Records follow. Pull out every line that contains "العبد".

Records for this exercise:
○ ○ ○ ○ ○
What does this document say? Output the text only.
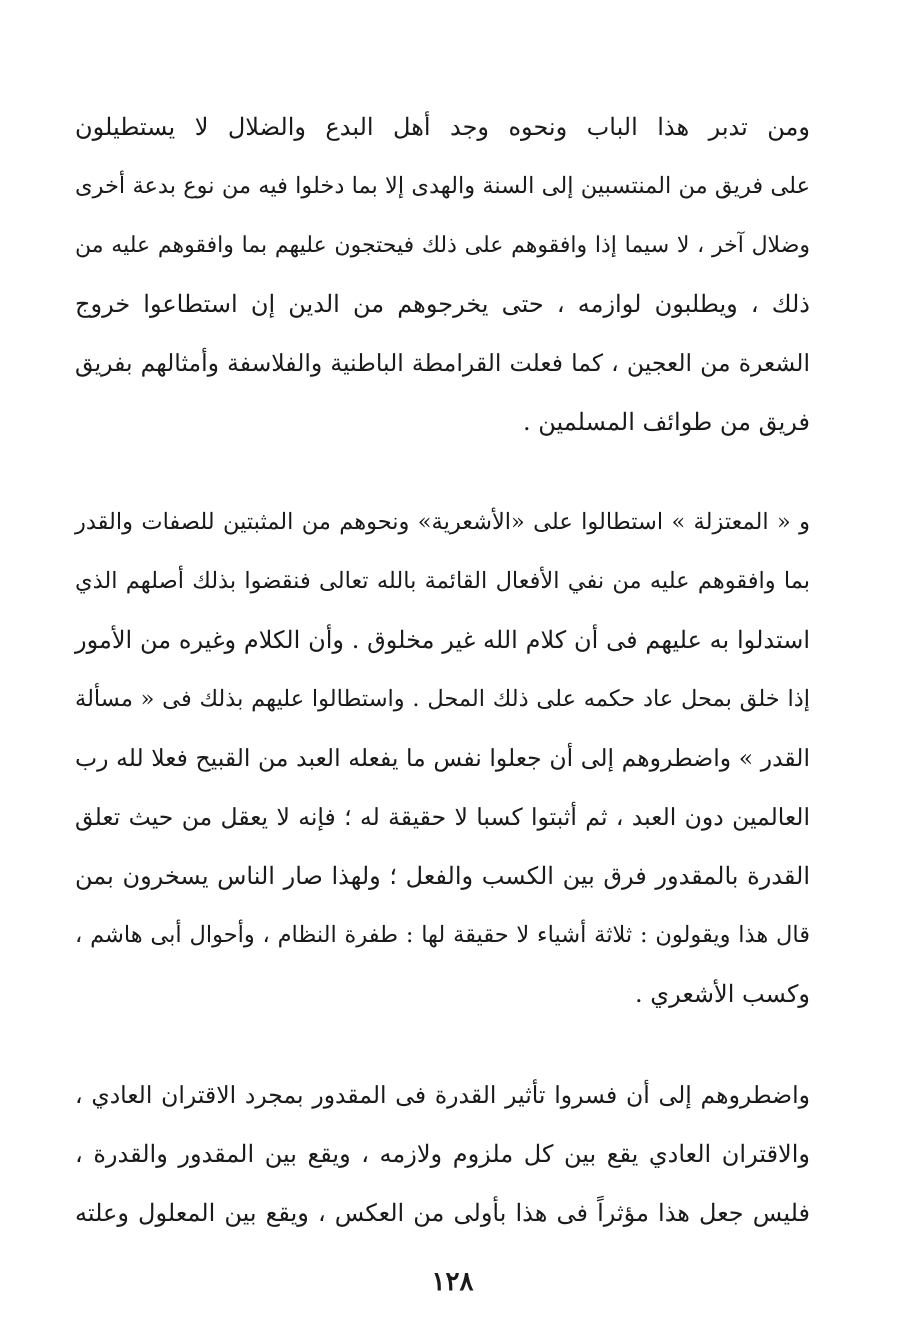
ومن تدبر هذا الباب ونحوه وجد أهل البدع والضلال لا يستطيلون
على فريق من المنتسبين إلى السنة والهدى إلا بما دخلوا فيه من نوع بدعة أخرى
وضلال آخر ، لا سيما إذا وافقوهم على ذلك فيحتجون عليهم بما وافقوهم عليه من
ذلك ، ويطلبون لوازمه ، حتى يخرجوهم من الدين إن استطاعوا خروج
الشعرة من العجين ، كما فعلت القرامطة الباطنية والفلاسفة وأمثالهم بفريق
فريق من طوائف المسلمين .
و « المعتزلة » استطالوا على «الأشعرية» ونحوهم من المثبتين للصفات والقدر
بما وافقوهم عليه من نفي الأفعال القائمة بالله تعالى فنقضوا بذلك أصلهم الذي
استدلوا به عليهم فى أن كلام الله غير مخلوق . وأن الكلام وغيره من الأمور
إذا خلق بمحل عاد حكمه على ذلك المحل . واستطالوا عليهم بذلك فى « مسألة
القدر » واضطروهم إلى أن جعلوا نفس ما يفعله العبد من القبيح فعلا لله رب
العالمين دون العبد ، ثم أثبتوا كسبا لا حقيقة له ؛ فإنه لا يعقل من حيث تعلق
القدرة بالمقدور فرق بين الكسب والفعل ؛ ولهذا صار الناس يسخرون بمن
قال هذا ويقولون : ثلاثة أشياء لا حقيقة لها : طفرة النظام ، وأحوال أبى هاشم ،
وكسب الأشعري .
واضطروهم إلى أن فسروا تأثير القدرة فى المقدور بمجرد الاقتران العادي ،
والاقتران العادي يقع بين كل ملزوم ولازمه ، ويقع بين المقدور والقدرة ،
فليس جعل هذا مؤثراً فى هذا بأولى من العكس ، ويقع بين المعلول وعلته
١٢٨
○ ○ ○ ○ ○
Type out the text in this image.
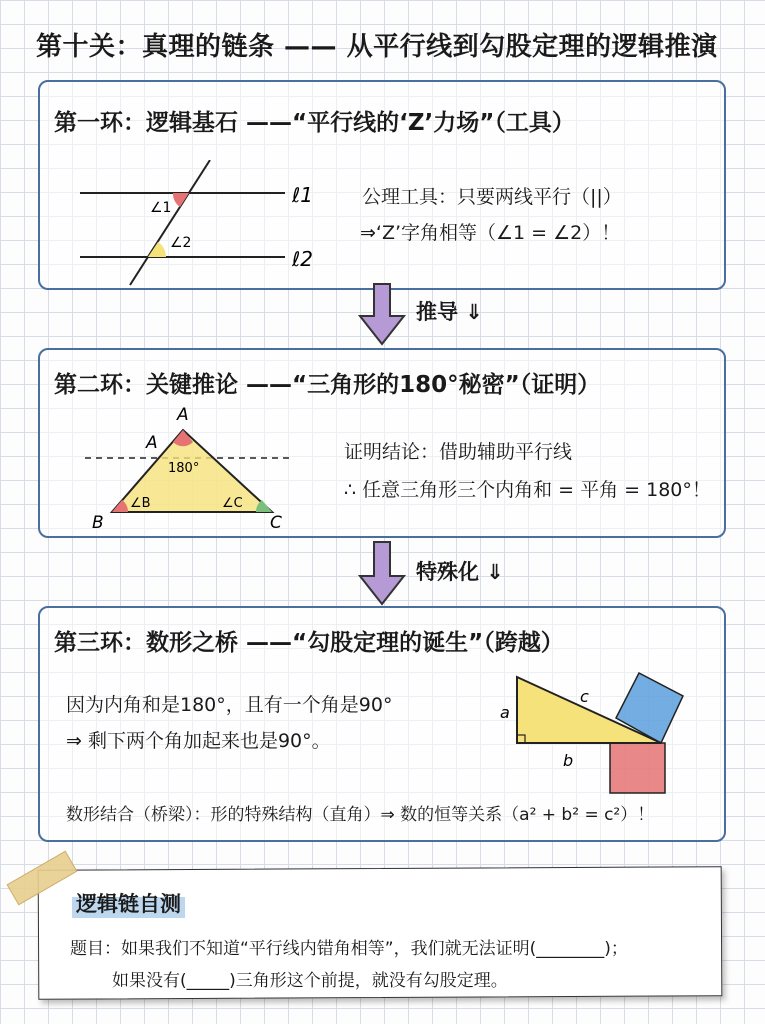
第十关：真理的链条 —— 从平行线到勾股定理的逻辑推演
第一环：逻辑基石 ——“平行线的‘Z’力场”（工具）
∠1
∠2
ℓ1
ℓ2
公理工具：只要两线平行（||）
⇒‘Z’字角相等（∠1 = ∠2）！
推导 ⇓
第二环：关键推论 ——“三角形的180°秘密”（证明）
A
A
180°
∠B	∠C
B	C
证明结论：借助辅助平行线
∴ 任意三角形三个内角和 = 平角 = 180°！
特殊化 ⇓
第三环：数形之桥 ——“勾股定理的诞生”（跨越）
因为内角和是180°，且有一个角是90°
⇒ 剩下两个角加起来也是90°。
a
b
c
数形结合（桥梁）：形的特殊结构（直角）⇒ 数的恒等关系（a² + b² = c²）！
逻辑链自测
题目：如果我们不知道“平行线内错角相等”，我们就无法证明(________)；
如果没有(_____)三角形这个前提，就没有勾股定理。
○ ○ ○ ○ ○
Result of the task:
القدر » واضطروهم إلى أن جعلوا نفس ما يفعله العبد من القبيح فعلا لله رب
العالمين دون العبد ، ثم أثبتوا كسبا لا حقيقة له ؛ فإنه لا يعقل من حيث تعلق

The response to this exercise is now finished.